- Goal of the exercise -
Write out all the data again, exactly as it stands.

## Start

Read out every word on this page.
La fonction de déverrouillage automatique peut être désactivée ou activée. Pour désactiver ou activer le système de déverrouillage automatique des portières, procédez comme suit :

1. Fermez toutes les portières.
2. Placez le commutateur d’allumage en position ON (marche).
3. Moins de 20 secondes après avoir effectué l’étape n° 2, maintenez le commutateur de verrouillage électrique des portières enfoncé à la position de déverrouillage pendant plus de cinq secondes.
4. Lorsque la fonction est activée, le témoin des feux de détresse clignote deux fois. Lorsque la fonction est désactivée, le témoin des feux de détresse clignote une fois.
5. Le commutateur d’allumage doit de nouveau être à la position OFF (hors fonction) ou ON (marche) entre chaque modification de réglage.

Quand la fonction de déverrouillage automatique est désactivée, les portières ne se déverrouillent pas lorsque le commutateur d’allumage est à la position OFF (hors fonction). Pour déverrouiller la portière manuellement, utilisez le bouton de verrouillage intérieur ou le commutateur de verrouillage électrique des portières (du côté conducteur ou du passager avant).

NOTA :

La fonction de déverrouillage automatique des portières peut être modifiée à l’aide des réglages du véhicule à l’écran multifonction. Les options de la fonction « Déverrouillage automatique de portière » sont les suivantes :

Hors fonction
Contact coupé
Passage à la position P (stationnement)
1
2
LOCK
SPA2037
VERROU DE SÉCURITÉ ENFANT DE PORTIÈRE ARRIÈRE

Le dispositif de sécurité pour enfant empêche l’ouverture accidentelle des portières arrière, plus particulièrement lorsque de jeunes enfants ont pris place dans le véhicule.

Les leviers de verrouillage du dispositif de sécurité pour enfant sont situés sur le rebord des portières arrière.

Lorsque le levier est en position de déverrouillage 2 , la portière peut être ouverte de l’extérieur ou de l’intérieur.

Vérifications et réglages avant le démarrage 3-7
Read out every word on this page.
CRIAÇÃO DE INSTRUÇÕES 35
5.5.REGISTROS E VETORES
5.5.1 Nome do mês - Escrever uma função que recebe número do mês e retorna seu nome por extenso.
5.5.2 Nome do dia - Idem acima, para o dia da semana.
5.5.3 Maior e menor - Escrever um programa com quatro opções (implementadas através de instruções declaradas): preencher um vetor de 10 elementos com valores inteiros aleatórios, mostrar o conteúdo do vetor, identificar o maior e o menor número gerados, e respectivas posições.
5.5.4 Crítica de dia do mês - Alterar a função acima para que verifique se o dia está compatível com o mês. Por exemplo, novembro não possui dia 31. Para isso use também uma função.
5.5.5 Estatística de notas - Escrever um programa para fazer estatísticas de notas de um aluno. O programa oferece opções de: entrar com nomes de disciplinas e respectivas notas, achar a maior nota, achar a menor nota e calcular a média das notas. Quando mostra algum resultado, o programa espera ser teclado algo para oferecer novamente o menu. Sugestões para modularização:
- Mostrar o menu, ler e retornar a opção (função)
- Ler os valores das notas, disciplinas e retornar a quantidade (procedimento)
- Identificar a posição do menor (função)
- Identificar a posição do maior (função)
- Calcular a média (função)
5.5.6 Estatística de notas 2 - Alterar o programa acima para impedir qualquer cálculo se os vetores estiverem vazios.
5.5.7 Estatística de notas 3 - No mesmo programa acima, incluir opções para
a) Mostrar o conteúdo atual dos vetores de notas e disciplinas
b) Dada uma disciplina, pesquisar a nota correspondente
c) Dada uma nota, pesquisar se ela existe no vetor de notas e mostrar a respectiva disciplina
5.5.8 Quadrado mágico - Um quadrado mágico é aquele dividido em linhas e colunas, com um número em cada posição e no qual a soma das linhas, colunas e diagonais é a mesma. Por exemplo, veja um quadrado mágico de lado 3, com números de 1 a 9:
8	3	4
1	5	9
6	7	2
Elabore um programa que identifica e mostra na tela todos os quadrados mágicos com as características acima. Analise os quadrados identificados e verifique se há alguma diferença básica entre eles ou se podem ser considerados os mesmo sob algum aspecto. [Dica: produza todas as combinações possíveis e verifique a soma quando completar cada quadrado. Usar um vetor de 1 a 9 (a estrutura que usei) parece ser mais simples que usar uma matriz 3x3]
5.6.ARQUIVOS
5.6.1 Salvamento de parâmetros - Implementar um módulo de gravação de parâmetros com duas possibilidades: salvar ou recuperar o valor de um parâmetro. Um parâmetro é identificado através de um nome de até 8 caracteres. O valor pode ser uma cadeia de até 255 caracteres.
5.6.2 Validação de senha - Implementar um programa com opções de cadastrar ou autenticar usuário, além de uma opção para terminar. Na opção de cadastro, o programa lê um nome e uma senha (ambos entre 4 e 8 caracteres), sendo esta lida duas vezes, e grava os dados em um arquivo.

## End

- Output -
Read out every word on this page.
La fonction de déverrouillage automatique peut être désactivée ou activée. Pour désactiver ou activer le système de déverrouillage automatique des portières, procédez comme suit :

1. Fermez toutes les portières.
2. Placez le commutateur d’allumage en position ON (marche).
3. Moins de 20 secondes après avoir effectué l’étape n° 2, maintenez le commutateur de verrouillage électrique des portières enfoncé à la position de déverrouillage pendant plus de cinq secondes.
4. Lorsque la fonction est activée, le témoin des feux de détresse clignote deux fois. Lorsque la fonction est désactivée, le témoin des feux de détresse clignote une fois.
5. Le commutateur d’allumage doit de nouveau être à la position OFF (hors fonction) ou ON (marche) entre chaque modification de réglage.

Quand la fonction de déverrouillage automatique est désactivée, les portières ne se déverrouillent pas lorsque le commutateur d’allumage est à la position OFF (hors fonction). Pour déverrouiller la portière manuellement, utilisez le bouton de verrouillage intérieur ou le commutateur de verrouillage électrique des portières (du côté conducteur ou du passager avant).

NOTA :

La fonction de déverrouillage automatique des portières peut être modifiée à l’aide des réglages du véhicule à l’écran multifonction. Les options de la fonction « Déverrouillage automatique de portière » sont les suivantes :

Hors fonction
Contact coupé
Passage à la position P (stationnement)
1
2
LOCK
SPA2037
VERROU DE SÉCURITÉ ENFANT DE PORTIÈRE ARRIÈRE

Le dispositif de sécurité pour enfant empêche l’ouverture accidentelle des portières arrière, plus particulièrement lorsque de jeunes enfants ont pris place dans le véhicule.

Les leviers de verrouillage du dispositif de sécurité pour enfant sont situés sur le rebord des portières arrière.

Lorsque le levier est en position de déverrouillage 2 , la portière peut être ouverte de l’extérieur ou de l’intérieur.

Vérifications et réglages avant le démarrage 3-7
Read out every word on this page.
CRIAÇÃO DE INSTRUÇÕES 35
5.5.REGISTROS E VETORES
5.5.1 Nome do mês - Escrever uma função que recebe número do mês e retorna seu nome por extenso.
5.5.2 Nome do dia - Idem acima, para o dia da semana.
5.5.3 Maior e menor - Escrever um programa com quatro opções (implementadas através de instruções declaradas): preencher um vetor de 10 elementos com valores inteiros aleatórios, mostrar o conteúdo do vetor, identificar o maior e o menor número gerados, e respectivas posições.
5.5.4 Crítica de dia do mês - Alterar a função acima para que verifique se o dia está compatível com o mês. Por exemplo, novembro não possui dia 31. Para isso use também uma função.
5.5.5 Estatística de notas - Escrever um programa para fazer estatísticas de notas de um aluno. O programa oferece opções de: entrar com nomes de disciplinas e respectivas notas, achar a maior nota, achar a menor nota e calcular a média das notas. Quando mostra algum resultado, o programa espera ser teclado algo para oferecer novamente o menu. Sugestões para modularização:
- Mostrar o menu, ler e retornar a opção (função)
- Ler os valores das notas, disciplinas e retornar a quantidade (procedimento)
- Identificar a posição do menor (função)
- Identificar a posição do maior (função)
- Calcular a média (função)
5.5.6 Estatística de notas 2 - Alterar o programa acima para impedir qualquer cálculo se os vetores estiverem vazios.
5.5.7 Estatística de notas 3 - No mesmo programa acima, incluir opções para
a) Mostrar o conteúdo atual dos vetores de notas e disciplinas
b) Dada uma disciplina, pesquisar a nota correspondente
c) Dada uma nota, pesquisar se ela existe no vetor de notas e mostrar a respectiva disciplina
5.5.8 Quadrado mágico - Um quadrado mágico é aquele dividido em linhas e colunas, com um número em cada posição e no qual a soma das linhas, colunas e diagonais é a mesma. Por exemplo, veja um quadrado mágico de lado 3, com números de 1 a 9:
8	3	4
1	5	9
6	7	2
Elabore um programa que identifica e mostra na tela todos os quadrados mágicos com as características acima. Analise os quadrados identificados e verifique se há alguma diferença básica entre eles ou se podem ser considerados os mesmo sob algum aspecto. [Dica: produza todas as combinações possíveis e verifique a soma quando completar cada quadrado. Usar um vetor de 1 a 9 (a estrutura que usei) parece ser mais simples que usar uma matriz 3x3]
5.6.ARQUIVOS
5.6.1 Salvamento de parâmetros - Implementar um módulo de gravação de parâmetros com duas possibilidades: salvar ou recuperar o valor de um parâmetro. Um parâmetro é identificado através de um nome de até 8 caracteres. O valor pode ser uma cadeia de até 255 caracteres.
5.6.2 Validação de senha - Implementar um programa com opções de cadastrar ou autenticar usuário, além de uma opção para terminar. Na opção de cadastro, o programa lê um nome e uma senha (ambos entre 4 e 8 caracteres), sendo esta lida duas vezes, e grava os dados em um arquivo.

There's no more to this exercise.